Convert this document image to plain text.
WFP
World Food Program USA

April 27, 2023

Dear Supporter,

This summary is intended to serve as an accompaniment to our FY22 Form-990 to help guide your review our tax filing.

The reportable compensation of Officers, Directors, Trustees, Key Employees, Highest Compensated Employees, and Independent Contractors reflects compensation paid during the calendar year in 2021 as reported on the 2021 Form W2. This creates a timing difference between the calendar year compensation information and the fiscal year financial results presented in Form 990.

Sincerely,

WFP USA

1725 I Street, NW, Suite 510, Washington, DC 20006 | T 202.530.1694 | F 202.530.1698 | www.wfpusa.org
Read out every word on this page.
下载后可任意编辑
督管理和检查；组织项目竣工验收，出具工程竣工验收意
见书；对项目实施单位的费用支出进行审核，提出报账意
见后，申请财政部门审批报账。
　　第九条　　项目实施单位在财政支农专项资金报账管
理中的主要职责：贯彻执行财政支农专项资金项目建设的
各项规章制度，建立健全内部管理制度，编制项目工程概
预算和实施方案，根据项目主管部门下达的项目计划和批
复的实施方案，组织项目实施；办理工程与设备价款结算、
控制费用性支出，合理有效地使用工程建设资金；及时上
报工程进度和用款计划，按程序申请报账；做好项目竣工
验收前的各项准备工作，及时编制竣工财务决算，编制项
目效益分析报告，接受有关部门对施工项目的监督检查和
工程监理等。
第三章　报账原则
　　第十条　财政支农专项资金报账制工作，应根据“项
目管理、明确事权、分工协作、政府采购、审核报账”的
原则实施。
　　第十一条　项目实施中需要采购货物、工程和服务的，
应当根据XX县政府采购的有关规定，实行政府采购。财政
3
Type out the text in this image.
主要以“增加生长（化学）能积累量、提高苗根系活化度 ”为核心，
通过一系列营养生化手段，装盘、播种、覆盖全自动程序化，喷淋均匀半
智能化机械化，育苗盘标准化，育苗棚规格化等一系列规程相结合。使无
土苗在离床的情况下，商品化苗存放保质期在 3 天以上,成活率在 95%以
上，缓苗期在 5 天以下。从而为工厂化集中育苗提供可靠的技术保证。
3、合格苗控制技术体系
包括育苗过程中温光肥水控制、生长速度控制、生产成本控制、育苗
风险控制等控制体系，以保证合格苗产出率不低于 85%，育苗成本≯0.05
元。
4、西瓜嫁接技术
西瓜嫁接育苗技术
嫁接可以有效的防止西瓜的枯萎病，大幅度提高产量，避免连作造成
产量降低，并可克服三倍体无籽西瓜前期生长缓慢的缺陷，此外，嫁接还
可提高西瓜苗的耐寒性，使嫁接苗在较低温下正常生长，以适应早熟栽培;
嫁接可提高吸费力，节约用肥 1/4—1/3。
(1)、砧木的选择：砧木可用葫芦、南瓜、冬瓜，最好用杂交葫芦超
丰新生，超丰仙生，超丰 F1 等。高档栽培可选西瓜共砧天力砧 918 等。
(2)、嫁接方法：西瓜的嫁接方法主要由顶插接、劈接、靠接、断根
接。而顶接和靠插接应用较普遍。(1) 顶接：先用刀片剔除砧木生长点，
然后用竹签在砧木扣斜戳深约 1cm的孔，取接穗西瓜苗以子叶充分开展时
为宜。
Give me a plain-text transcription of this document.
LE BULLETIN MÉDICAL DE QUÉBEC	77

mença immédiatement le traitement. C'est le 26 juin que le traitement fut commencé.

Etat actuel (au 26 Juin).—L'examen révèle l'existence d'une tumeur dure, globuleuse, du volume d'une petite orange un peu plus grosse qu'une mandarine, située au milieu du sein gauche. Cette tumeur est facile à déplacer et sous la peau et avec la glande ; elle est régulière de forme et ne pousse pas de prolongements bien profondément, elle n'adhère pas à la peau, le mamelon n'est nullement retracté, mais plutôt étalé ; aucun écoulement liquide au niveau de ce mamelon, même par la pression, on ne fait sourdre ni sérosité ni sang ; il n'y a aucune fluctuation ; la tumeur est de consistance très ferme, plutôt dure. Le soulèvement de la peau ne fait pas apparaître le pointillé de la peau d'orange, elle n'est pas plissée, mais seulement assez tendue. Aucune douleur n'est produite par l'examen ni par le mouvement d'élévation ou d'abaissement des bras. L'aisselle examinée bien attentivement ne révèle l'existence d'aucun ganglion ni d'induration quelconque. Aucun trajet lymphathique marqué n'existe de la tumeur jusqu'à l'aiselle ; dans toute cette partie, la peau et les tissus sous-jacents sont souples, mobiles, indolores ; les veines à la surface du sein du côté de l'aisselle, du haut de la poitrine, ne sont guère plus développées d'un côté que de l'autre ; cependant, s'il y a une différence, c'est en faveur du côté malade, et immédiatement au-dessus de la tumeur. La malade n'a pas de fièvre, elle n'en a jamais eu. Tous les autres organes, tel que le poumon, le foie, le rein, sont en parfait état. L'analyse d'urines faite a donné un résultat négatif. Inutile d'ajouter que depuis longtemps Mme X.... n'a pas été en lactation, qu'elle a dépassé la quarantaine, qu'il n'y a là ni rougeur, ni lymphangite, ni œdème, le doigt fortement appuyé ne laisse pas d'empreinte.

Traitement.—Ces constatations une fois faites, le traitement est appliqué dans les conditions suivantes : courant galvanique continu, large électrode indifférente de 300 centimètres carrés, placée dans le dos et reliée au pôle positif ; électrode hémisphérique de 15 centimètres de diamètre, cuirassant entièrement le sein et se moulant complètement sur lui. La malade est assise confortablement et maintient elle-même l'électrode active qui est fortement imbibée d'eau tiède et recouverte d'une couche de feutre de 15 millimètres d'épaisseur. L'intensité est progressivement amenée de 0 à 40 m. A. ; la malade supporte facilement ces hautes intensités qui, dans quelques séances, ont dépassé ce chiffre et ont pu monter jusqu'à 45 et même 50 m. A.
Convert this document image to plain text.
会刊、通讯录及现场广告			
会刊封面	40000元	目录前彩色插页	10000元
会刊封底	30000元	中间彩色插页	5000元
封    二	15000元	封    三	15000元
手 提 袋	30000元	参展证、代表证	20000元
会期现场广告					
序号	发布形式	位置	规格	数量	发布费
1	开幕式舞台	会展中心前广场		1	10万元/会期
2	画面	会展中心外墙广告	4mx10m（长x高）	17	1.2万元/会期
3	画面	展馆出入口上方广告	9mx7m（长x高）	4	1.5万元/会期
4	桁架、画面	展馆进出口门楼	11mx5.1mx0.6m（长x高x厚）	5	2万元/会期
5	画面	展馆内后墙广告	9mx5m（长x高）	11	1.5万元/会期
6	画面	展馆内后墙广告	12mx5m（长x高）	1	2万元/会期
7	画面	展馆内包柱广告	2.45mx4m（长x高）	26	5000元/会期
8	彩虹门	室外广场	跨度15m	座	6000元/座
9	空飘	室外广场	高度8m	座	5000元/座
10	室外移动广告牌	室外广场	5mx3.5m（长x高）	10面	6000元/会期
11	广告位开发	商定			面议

========================================================================

TASK DETAILS - Find every line with "室外广场" in the listing and state how many there are, nothing else.

ANSWER TO THIS PROBLEM - 3